_Problem statement_
All of the records listed below should be retyped exactly.

....

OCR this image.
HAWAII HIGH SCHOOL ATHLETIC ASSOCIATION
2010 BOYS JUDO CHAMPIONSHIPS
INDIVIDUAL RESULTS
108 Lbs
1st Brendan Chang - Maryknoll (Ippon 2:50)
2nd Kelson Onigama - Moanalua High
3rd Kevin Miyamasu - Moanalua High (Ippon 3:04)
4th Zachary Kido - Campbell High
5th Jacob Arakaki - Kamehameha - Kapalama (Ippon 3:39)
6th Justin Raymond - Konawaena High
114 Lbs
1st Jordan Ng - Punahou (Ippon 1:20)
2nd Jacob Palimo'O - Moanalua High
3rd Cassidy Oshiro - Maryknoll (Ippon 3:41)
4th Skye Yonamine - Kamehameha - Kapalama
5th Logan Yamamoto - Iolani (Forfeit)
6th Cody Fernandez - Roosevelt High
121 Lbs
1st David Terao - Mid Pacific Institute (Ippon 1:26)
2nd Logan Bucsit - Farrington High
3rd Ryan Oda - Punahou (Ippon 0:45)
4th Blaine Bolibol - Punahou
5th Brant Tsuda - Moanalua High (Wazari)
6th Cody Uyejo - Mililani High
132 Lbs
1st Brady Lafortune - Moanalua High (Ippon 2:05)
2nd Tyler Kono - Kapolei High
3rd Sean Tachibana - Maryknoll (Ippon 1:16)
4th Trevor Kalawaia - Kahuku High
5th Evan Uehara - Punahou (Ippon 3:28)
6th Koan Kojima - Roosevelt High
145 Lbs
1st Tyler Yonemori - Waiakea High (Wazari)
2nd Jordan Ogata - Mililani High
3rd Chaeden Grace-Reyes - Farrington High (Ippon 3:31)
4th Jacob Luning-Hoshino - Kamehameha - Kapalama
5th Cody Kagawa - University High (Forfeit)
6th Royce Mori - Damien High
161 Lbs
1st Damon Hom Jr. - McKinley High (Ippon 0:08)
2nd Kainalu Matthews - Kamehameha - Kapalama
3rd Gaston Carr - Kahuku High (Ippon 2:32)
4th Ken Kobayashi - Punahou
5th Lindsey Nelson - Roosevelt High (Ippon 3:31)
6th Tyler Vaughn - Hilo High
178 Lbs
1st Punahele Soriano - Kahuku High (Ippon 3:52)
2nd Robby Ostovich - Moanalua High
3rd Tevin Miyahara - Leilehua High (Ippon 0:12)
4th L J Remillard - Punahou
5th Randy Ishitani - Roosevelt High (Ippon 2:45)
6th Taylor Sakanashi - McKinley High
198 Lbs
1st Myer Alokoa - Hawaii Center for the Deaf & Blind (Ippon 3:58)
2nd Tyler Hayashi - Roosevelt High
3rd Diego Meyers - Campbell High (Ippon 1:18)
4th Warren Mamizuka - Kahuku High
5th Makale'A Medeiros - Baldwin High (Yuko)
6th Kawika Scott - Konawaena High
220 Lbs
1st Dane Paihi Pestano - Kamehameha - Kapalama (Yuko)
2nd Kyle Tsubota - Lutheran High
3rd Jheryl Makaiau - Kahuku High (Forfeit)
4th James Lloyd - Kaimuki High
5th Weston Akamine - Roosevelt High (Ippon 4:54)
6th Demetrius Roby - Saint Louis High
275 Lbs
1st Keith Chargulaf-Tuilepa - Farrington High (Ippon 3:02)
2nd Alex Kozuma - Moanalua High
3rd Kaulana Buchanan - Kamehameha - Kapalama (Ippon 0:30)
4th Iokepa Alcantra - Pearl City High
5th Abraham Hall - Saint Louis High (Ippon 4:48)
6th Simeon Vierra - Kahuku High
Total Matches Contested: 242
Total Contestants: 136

....

_Output below_
OCR this image.
HAWAII HIGH SCHOOL ATHLETIC ASSOCIATION
2010 BOYS JUDO CHAMPIONSHIPS
INDIVIDUAL RESULTS
108 Lbs
1st Brendan Chang - Maryknoll (Ippon 2:50)
2nd Kelson Onigama - Moanalua High
3rd Kevin Miyamasu - Moanalua High (Ippon 3:04)
4th Zachary Kido - Campbell High
5th Jacob Arakaki - Kamehameha - Kapalama (Ippon 3:39)
6th Justin Raymond - Konawaena High
114 Lbs
1st Jordan Ng - Punahou (Ippon 1:20)
2nd Jacob Palimo'O - Moanalua High
3rd Cassidy Oshiro - Maryknoll (Ippon 3:41)
4th Skye Yonamine - Kamehameha - Kapalama
5th Logan Yamamoto - Iolani (Forfeit)
6th Cody Fernandez - Roosevelt High
121 Lbs
1st David Terao - Mid Pacific Institute (Ippon 1:26)
2nd Logan Bucsit - Farrington High
3rd Ryan Oda - Punahou (Ippon 0:45)
4th Blaine Bolibol - Punahou
5th Brant Tsuda - Moanalua High (Wazari)
6th Cody Uyejo - Mililani High
132 Lbs
1st Brady Lafortune - Moanalua High (Ippon 2:05)
2nd Tyler Kono - Kapolei High
3rd Sean Tachibana - Maryknoll (Ippon 1:16)
4th Trevor Kalawaia - Kahuku High
5th Evan Uehara - Punahou (Ippon 3:28)
6th Koan Kojima - Roosevelt High
145 Lbs
1st Tyler Yonemori - Waiakea High (Wazari)
2nd Jordan Ogata - Mililani High
3rd Chaeden Grace-Reyes - Farrington High (Ippon 3:31)
4th Jacob Luning-Hoshino - Kamehameha - Kapalama
5th Cody Kagawa - University High (Forfeit)
6th Royce Mori - Damien High
161 Lbs
1st Damon Hom Jr. - McKinley High (Ippon 0:08)
2nd Kainalu Matthews - Kamehameha - Kapalama
3rd Gaston Carr - Kahuku High (Ippon 2:32)
4th Ken Kobayashi - Punahou
5th Lindsey Nelson - Roosevelt High (Ippon 3:31)
6th Tyler Vaughn - Hilo High
178 Lbs
1st Punahele Soriano - Kahuku High (Ippon 3:52)
2nd Robby Ostovich - Moanalua High
3rd Tevin Miyahara - Leilehua High (Ippon 0:12)
4th L J Remillard - Punahou
5th Randy Ishitani - Roosevelt High (Ippon 2:45)
6th Taylor Sakanashi - McKinley High
198 Lbs
1st Myer Alokoa - Hawaii Center for the Deaf & Blind (Ippon 3:58)
2nd Tyler Hayashi - Roosevelt High
3rd Diego Meyers - Campbell High (Ippon 1:18)
4th Warren Mamizuka - Kahuku High
5th Makale'A Medeiros - Baldwin High (Yuko)
6th Kawika Scott - Konawaena High
220 Lbs
1st Dane Paihi Pestano - Kamehameha - Kapalama (Yuko)
2nd Kyle Tsubota - Lutheran High
3rd Jheryl Makaiau - Kahuku High (Forfeit)
4th James Lloyd - Kaimuki High
5th Weston Akamine - Roosevelt High (Ippon 4:54)
6th Demetrius Roby - Saint Louis High
275 Lbs
1st Keith Chargulaf-Tuilepa - Farrington High (Ippon 3:02)
2nd Alex Kozuma - Moanalua High
3rd Kaulana Buchanan - Kamehameha - Kapalama (Ippon 0:30)
4th Iokepa Alcantra - Pearl City High
5th Abraham Hall - Saint Louis High (Ippon 4:48)
6th Simeon Vierra - Kahuku High
Total Matches Contested: 242
Total Contestants: 136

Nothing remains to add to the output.